> _Prompt_:
Look through the records that follow. Copy every line containing the word "demo".

— START —

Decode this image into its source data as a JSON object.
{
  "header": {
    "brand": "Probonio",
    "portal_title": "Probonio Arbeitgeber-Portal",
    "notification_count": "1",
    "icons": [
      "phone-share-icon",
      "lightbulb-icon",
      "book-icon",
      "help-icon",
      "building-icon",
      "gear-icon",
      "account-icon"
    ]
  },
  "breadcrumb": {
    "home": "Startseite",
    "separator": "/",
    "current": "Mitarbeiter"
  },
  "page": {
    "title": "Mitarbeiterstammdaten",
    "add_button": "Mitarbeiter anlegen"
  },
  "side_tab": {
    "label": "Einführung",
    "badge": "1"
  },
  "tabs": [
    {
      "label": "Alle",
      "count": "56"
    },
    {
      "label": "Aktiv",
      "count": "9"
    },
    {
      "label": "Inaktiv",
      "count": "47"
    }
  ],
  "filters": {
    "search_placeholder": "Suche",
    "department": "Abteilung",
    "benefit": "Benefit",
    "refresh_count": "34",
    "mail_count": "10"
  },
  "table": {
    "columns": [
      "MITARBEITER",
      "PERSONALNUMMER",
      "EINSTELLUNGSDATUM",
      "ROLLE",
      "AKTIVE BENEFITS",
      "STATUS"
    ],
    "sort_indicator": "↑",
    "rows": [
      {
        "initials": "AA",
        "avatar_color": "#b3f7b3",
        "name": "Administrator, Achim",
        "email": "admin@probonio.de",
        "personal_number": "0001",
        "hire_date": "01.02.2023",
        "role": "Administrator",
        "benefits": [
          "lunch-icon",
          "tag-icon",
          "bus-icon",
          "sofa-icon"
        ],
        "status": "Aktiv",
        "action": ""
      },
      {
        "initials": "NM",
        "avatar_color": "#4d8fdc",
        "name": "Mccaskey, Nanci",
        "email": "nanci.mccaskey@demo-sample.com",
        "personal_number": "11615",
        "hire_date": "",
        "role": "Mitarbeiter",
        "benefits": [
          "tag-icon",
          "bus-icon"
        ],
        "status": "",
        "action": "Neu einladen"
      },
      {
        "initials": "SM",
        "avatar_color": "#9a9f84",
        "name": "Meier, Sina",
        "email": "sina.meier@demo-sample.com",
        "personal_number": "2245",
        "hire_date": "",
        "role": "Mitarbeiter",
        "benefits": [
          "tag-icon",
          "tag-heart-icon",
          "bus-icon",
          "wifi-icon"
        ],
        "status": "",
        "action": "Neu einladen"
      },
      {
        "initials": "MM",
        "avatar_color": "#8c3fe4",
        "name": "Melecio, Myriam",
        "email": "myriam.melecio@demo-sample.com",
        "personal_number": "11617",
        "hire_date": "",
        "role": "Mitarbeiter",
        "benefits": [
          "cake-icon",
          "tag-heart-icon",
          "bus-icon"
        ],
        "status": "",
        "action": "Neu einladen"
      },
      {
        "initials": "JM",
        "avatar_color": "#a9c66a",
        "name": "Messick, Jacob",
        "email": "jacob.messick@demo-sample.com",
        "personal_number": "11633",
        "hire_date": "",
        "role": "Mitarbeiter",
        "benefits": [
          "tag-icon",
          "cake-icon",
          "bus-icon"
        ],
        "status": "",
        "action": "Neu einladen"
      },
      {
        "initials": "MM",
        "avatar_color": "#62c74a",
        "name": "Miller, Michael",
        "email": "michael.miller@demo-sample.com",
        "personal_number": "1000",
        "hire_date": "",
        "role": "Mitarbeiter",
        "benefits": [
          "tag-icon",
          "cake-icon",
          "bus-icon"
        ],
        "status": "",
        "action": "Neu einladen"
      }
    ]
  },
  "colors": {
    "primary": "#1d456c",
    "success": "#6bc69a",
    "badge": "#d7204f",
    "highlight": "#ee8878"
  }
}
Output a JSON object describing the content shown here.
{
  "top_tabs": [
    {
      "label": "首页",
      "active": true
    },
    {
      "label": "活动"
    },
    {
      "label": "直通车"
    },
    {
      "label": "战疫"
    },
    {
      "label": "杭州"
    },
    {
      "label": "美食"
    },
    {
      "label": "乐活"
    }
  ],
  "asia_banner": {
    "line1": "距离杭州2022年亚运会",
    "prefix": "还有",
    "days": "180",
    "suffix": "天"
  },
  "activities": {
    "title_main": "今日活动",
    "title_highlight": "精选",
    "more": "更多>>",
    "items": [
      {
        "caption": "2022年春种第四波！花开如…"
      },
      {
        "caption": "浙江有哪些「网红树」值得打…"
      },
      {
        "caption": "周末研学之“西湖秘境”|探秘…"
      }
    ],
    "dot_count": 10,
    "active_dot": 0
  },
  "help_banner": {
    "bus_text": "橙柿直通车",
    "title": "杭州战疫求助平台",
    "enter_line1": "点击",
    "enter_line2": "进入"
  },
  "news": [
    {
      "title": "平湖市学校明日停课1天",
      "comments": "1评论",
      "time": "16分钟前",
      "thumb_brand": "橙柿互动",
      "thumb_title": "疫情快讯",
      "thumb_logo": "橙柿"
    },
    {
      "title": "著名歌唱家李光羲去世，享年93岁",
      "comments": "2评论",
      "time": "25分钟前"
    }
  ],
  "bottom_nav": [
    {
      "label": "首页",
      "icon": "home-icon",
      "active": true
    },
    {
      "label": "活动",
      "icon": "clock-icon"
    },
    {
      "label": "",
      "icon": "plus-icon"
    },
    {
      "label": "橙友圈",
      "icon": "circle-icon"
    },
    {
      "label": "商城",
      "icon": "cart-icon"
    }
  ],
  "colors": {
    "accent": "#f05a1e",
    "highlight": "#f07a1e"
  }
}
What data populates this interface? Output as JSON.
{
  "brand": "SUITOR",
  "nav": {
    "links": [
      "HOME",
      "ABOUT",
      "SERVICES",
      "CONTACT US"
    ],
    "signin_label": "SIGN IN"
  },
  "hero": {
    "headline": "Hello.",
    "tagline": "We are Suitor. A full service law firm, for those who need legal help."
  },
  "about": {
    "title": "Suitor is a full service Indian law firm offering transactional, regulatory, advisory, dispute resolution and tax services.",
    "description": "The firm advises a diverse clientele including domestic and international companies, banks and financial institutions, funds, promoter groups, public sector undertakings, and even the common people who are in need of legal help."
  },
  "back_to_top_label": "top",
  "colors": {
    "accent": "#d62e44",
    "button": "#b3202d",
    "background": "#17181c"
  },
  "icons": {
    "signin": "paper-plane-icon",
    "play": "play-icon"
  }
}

— END —

> _Complete response_:
        "email": "nanci.mccaskey@demo-sample.com",
        "email": "sina.meier@demo-sample.com",
        "email": "myriam.melecio@demo-sample.com",
        "email": "jacob.messick@demo-sample.com",
        "email": "michael.miller@demo-sample.com",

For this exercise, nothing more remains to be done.